**Directions for this task:** Rewrite everything from the start of the rows down to the row containing "toc-entry-title: ВВЕДЕНИЕ. О", putting "page-ref" wherever "toc-page-number" appears and leaving all else unchanged.

**Input material:**
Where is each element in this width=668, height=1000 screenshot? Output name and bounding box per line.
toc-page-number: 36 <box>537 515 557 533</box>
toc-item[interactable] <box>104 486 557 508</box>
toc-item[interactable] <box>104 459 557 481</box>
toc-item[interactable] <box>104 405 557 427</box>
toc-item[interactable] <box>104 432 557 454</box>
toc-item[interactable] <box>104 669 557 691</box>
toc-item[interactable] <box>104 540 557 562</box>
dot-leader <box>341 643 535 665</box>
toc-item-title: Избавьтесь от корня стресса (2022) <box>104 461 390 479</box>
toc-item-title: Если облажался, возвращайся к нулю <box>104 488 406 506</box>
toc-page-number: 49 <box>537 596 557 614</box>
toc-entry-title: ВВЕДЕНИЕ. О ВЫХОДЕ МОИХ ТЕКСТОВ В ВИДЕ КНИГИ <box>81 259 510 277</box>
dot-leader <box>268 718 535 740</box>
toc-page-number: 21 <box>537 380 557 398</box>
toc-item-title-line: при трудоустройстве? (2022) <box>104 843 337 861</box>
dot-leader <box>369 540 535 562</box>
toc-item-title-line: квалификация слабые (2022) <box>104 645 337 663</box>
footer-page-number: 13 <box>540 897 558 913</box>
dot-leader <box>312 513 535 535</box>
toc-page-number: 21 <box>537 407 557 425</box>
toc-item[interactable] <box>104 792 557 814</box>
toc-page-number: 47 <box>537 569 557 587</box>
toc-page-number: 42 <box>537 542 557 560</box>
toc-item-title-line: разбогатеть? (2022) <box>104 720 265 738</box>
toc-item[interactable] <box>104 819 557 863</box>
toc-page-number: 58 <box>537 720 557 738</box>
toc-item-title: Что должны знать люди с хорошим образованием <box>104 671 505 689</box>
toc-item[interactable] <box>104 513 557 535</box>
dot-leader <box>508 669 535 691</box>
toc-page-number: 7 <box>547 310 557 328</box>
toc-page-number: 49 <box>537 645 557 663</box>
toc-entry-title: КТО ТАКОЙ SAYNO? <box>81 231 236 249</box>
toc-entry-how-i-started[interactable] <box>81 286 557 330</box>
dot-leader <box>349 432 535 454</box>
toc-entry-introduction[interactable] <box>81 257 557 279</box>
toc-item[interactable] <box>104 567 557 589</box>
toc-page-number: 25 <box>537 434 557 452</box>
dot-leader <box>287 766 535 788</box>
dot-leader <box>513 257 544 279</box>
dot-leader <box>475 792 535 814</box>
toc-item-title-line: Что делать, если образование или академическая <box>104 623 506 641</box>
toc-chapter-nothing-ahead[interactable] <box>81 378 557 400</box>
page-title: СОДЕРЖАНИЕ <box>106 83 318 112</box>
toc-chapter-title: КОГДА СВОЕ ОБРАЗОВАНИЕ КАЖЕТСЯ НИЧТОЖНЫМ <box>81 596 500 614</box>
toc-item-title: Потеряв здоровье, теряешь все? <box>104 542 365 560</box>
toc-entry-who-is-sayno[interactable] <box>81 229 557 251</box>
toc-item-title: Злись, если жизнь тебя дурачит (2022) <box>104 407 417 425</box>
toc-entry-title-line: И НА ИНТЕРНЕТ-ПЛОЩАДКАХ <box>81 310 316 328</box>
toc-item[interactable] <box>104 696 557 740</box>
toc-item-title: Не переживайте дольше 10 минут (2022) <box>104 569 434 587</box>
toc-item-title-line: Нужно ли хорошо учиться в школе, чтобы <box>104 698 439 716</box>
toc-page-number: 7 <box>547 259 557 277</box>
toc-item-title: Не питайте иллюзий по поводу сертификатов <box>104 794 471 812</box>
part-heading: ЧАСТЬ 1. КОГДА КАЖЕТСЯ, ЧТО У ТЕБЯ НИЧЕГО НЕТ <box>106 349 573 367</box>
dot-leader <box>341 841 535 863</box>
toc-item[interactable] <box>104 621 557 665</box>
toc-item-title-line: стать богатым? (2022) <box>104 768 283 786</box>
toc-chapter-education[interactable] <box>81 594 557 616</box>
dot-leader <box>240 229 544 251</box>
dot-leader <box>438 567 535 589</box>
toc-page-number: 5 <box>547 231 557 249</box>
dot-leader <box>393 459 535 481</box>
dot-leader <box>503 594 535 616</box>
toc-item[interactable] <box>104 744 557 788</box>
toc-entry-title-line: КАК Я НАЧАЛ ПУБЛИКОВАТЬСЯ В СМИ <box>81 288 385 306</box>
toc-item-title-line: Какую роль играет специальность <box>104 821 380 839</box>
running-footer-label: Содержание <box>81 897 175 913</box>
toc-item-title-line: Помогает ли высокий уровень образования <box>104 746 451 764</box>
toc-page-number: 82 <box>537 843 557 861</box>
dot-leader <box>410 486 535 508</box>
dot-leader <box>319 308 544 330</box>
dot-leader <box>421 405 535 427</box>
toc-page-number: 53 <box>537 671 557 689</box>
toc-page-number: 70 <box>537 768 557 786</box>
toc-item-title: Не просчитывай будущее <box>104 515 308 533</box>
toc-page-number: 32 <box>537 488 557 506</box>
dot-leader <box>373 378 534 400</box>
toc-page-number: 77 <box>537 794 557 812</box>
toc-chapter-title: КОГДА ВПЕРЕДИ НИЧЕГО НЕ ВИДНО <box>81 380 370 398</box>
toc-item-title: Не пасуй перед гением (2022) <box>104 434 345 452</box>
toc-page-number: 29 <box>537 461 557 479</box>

**Final result:**
Where is each element in this width=668, height=1000 screenshot? Output name and bounding box per line.
page-ref: 36 <box>537 515 557 533</box>
toc-item[interactable] <box>104 486 557 508</box>
toc-item[interactable] <box>104 459 557 481</box>
toc-item[interactable] <box>104 405 557 427</box>
toc-item[interactable] <box>104 432 557 454</box>
toc-item[interactable] <box>104 669 557 691</box>
toc-item[interactable] <box>104 540 557 562</box>
dot-leader <box>341 643 535 665</box>
toc-item-title: Избавьтесь от корня стресса (2022) <box>104 461 390 479</box>
toc-item-title: Если облажался, возвращайся к нулю <box>104 488 406 506</box>
page-ref: 49 <box>537 596 557 614</box>
toc-entry-title: ВВЕДЕНИЕ. О ВЫХОДЕ МОИХ ТЕКСТОВ В ВИДЕ КНИГИ <box>81 259 510 277</box>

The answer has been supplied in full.